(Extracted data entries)
===
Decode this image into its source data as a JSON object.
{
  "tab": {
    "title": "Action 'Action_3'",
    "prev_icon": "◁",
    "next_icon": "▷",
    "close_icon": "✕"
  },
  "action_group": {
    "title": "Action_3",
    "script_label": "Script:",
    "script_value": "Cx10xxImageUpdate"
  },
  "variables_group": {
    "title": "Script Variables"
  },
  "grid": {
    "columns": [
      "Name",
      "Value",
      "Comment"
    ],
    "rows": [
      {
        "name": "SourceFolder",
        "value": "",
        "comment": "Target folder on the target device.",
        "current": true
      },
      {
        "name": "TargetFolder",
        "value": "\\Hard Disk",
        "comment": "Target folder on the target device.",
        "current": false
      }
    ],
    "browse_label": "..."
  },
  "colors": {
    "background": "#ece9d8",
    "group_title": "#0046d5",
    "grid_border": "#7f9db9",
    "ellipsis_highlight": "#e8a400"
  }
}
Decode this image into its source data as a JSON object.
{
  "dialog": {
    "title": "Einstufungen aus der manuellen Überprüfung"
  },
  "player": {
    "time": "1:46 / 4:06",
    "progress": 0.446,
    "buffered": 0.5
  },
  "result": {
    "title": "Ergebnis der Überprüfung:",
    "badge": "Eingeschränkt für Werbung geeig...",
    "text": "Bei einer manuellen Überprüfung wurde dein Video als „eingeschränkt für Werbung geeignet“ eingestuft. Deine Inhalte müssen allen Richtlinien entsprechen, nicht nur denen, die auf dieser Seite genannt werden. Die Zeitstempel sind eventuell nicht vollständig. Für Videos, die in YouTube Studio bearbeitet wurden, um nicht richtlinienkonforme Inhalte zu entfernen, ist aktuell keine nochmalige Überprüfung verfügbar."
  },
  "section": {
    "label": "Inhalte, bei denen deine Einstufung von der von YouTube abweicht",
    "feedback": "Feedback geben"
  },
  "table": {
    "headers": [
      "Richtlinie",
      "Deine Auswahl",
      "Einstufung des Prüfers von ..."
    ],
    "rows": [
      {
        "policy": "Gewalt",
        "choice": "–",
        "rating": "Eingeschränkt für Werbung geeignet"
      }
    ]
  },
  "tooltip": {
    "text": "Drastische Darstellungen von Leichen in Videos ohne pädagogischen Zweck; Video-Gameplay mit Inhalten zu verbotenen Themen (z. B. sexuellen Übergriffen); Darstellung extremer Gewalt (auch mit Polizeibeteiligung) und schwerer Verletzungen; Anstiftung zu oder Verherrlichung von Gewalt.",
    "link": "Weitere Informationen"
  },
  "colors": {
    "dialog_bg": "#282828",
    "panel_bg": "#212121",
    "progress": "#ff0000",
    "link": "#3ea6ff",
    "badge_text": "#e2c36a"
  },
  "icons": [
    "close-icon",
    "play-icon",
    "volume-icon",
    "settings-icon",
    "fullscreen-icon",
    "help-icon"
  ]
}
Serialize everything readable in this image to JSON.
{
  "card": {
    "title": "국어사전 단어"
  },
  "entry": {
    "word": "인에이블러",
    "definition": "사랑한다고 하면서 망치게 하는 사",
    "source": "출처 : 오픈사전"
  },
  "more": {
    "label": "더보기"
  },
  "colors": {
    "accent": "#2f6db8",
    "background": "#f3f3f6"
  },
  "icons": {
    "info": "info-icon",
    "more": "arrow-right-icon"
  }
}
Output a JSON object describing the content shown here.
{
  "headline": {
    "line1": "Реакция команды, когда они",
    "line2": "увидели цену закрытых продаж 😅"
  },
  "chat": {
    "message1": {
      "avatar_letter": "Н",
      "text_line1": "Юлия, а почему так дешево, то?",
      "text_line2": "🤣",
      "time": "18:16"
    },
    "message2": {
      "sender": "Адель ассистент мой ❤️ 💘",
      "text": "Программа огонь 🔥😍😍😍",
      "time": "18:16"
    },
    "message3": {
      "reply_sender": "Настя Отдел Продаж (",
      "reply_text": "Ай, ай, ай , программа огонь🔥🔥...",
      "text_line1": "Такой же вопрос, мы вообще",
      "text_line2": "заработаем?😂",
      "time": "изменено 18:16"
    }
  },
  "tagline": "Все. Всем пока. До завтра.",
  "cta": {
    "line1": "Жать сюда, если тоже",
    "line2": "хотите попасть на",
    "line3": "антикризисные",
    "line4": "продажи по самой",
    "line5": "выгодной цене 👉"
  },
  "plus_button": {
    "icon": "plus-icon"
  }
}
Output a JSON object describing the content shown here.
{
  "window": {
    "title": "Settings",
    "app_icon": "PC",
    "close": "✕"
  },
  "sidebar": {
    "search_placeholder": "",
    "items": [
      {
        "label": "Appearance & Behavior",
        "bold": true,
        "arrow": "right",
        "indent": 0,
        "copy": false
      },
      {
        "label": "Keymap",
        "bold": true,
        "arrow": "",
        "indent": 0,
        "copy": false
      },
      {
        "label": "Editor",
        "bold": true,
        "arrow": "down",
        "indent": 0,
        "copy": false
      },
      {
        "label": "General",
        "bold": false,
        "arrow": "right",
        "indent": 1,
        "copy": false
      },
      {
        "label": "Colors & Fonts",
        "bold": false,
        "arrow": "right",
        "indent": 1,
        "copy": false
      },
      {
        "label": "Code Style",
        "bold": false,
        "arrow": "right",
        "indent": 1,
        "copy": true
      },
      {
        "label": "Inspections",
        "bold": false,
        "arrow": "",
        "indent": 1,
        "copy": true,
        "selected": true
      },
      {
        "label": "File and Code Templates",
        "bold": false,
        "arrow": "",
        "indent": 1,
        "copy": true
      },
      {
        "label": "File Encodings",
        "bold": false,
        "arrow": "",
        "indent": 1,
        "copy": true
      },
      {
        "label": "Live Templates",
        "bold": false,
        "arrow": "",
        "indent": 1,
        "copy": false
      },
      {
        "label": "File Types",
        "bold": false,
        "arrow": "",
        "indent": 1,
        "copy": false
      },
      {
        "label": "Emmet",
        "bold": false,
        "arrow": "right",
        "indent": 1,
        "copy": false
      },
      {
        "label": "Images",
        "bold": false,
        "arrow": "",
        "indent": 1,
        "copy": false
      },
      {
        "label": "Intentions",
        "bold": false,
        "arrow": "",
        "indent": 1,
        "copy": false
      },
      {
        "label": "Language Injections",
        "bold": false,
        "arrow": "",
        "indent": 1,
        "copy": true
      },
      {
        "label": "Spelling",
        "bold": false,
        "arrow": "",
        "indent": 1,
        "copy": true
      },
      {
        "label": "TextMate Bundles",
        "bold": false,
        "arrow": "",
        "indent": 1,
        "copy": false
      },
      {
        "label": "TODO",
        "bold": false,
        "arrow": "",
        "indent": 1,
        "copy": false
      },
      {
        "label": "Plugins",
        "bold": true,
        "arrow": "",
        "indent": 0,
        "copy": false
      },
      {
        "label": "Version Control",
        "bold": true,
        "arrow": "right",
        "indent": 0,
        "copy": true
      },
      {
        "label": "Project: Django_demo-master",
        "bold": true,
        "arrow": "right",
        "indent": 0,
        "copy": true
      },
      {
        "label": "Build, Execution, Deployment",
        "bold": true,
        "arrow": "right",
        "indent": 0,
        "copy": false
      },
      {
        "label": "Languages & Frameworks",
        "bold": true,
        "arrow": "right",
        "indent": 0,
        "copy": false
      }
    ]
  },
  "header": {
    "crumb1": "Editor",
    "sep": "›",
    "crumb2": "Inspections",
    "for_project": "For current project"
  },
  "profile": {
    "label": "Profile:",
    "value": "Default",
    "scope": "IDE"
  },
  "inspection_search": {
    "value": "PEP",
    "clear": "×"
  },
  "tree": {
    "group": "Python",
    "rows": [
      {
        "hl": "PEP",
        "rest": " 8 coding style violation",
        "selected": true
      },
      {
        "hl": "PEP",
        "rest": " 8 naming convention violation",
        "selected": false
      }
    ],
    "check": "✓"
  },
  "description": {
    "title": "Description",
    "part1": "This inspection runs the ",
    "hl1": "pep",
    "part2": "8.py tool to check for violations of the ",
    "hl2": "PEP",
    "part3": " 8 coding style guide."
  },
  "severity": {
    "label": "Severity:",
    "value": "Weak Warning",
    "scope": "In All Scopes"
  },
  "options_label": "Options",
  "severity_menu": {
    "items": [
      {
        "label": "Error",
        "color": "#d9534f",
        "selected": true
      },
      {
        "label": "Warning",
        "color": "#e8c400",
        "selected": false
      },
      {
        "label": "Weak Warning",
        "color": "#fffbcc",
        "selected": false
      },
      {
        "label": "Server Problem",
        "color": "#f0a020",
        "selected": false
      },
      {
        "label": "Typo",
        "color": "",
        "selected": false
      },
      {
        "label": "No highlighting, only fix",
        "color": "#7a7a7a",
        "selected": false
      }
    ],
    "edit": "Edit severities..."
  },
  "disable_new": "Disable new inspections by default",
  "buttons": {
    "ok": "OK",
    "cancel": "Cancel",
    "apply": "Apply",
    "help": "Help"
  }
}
===
(Your goal)
Check every line of the material for the string "current" and give the number of lines that have it, without anything else.

(Task response)
3